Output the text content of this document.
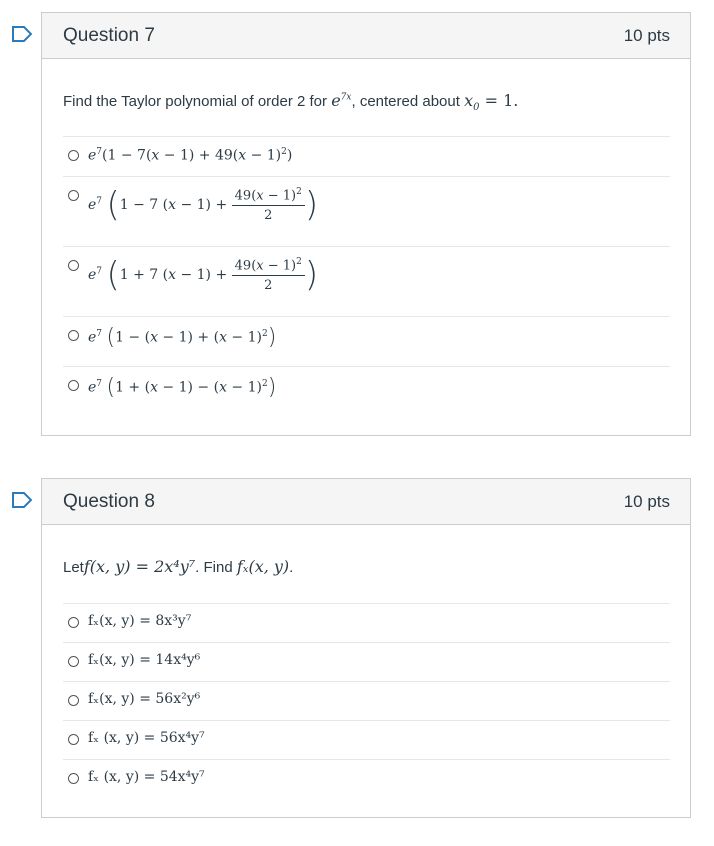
Question 7	10 pts
Find the Taylor polynomial of order 2 for $e^{7x}$, centered about $x_0 = 1$.
$e^7(1 - 7(x - 1) + 49(x - 1)^2)$
$e^7$ (1 − 7 $(x - 1) + \frac{49(x - 1)^2}{2}$ )
$e^7$ (1 + 7 $(x - 1) + \frac{49(x - 1)^2}{2}$ )
$e^7$ $(1 - (x - 1) + (x - 1)^2)$
$e^7$ $(1 + (x - 1) - (x - 1)^2)$
Question 8	10 pts
Letf(x, y) = 2x⁴y⁷. Find fₓ(x, y).
fₓ(x, y) = 8x³y⁷
fₓ(x, y) = 14x⁴y⁶
fₓ(x, y) = 56x²y⁶
fₓ (x, y) = 56x⁴y⁷
fₓ (x, y) = 54x⁴y⁷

◆ ◆ ◆ ◆ ◆ ◆ ◆

Pictures in the records above are not copied; print everything else exactly.

#### [Reply]
Output the text content of this document.
Question 7	10 pts
Find the Taylor polynomial of order 2 for $e^{7x}$, centered about $x_0 = 1$.
$e^7(1 - 7(x - 1) + 49(x - 1)^2)$
$e^7$ (1 − 7 $(x - 1) + \frac{49(x - 1)^2}{2}$ )
$e^7$ (1 + 7 $(x - 1) + \frac{49(x - 1)^2}{2}$ )
$e^7$ $(1 - (x - 1) + (x - 1)^2)$
$e^7$ $(1 + (x - 1) - (x - 1)^2)$
Question 8	10 pts
Letf(x, y) = 2x⁴y⁷. Find fₓ(x, y).
fₓ(x, y) = 8x³y⁷
fₓ(x, y) = 14x⁴y⁶
fₓ(x, y) = 56x²y⁶
fₓ (x, y) = 56x⁴y⁷
fₓ (x, y) = 54x⁴y⁷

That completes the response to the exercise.